(THE TASK):
Without the pictures, return each record as it appears.

(MATERIAL PROVIDED):
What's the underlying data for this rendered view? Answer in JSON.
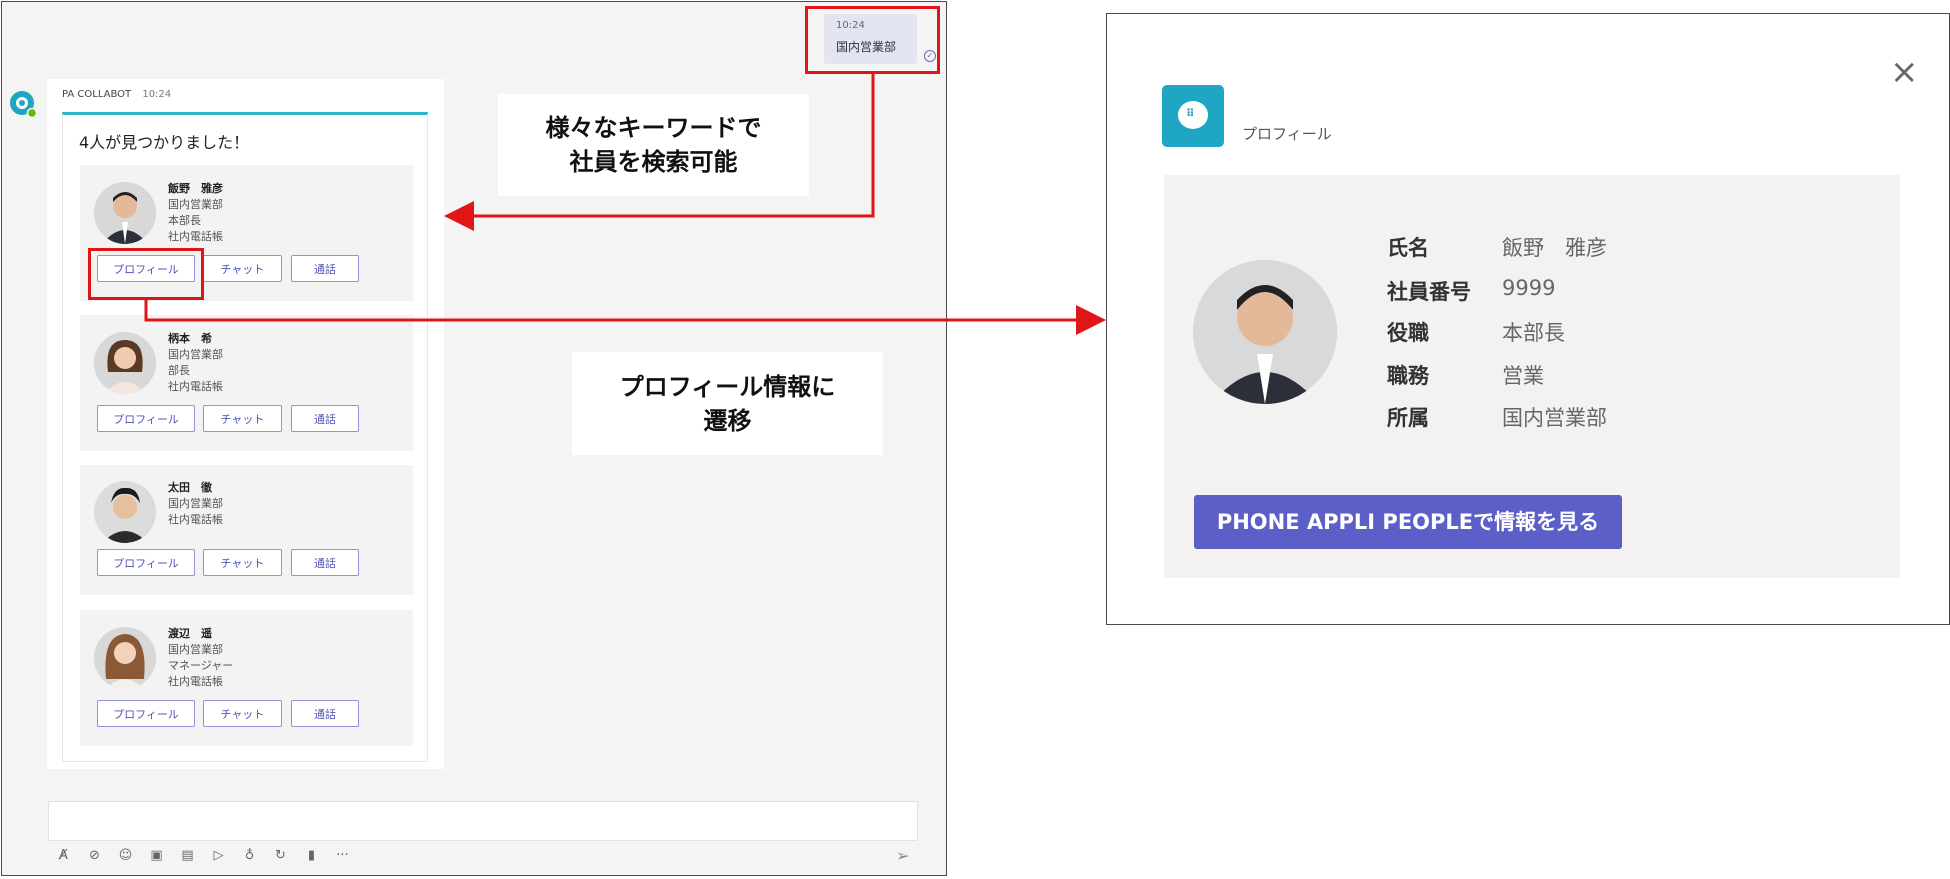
{
  "chat": {
    "user_message": {
      "time": "10:24",
      "text": "国内営業部"
    },
    "bot": {
      "name": "PA COLLABOT",
      "time": "10:24",
      "result_text": "4人が見つかりました！"
    },
    "buttons": {
      "profile": "プロフィール",
      "chat": "チャット",
      "call": "通話"
    },
    "people": [
      {
        "lines": [
          "飯野　雅彦",
          "国内営業部",
          "本部長",
          "社内電話帳"
        ]
      },
      {
        "lines": [
          "柄本　希",
          "国内営業部",
          "部長",
          "社内電話帳"
        ]
      },
      {
        "lines": [
          "太田　徹",
          "国内営業部",
          "社内電話帳"
        ]
      },
      {
        "lines": [
          "渡辺　遥",
          "国内営業部",
          "マネージャー",
          "社内電話帳"
        ]
      }
    ],
    "compose_icons": [
      "format-icon",
      "attach-icon",
      "emoji-icon",
      "gif-icon",
      "sticker-icon",
      "meet-icon",
      "praise-icon",
      "loop-icon",
      "apps-icon",
      "more-icon"
    ]
  },
  "annotations": {
    "search_callout": "様々なキーワードで\n社員を検索可能",
    "profile_callout": "プロフィール情報に\n遷移"
  },
  "profile": {
    "title": "プロフィール",
    "fields": [
      {
        "label": "氏名",
        "value": "飯野　雅彦"
      },
      {
        "label": "社員番号",
        "value": "9999"
      },
      {
        "label": "役職",
        "value": "本部長"
      },
      {
        "label": "職務",
        "value": "営業"
      },
      {
        "label": "所属",
        "value": "国内営業部"
      }
    ],
    "button_label": "PHONE APPLI PEOPLEで情報を見る"
  },
  "colors": {
    "accent": "#5b5fc7",
    "annotation_red": "#e01515",
    "teal": "#2bb3c6"
  }
}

(EXERCISE OUTPUT):
What's the underlying data for this rendered view? Answer in JSON.
{
  "chat": {
    "user_message": {
      "time": "10:24",
      "text": "国内営業部"
    },
    "bot": {
      "name": "PA COLLABOT",
      "time": "10:24",
      "result_text": "4人が見つかりました！"
    },
    "buttons": {
      "profile": "プロフィール",
      "chat": "チャット",
      "call": "通話"
    },
    "people": [
      {
        "lines": [
          "飯野　雅彦",
          "国内営業部",
          "本部長",
          "社内電話帳"
        ]
      },
      {
        "lines": [
          "柄本　希",
          "国内営業部",
          "部長",
          "社内電話帳"
        ]
      },
      {
        "lines": [
          "太田　徹",
          "国内営業部",
          "社内電話帳"
        ]
      },
      {
        "lines": [
          "渡辺　遥",
          "国内営業部",
          "マネージャー",
          "社内電話帳"
        ]
      }
    ],
    "compose_icons": [
      "format-icon",
      "attach-icon",
      "emoji-icon",
      "gif-icon",
      "sticker-icon",
      "meet-icon",
      "praise-icon",
      "loop-icon",
      "apps-icon",
      "more-icon"
    ]
  },
  "annotations": {
    "search_callout": "様々なキーワードで\n社員を検索可能",
    "profile_callout": "プロフィール情報に\n遷移"
  },
  "profile": {
    "title": "プロフィール",
    "fields": [
      {
        "label": "氏名",
        "value": "飯野　雅彦"
      },
      {
        "label": "社員番号",
        "value": "9999"
      },
      {
        "label": "役職",
        "value": "本部長"
      },
      {
        "label": "職務",
        "value": "営業"
      },
      {
        "label": "所属",
        "value": "国内営業部"
      }
    ],
    "button_label": "PHONE APPLI PEOPLEで情報を見る"
  },
  "colors": {
    "accent": "#5b5fc7",
    "annotation_red": "#e01515",
    "teal": "#2bb3c6"
  }
}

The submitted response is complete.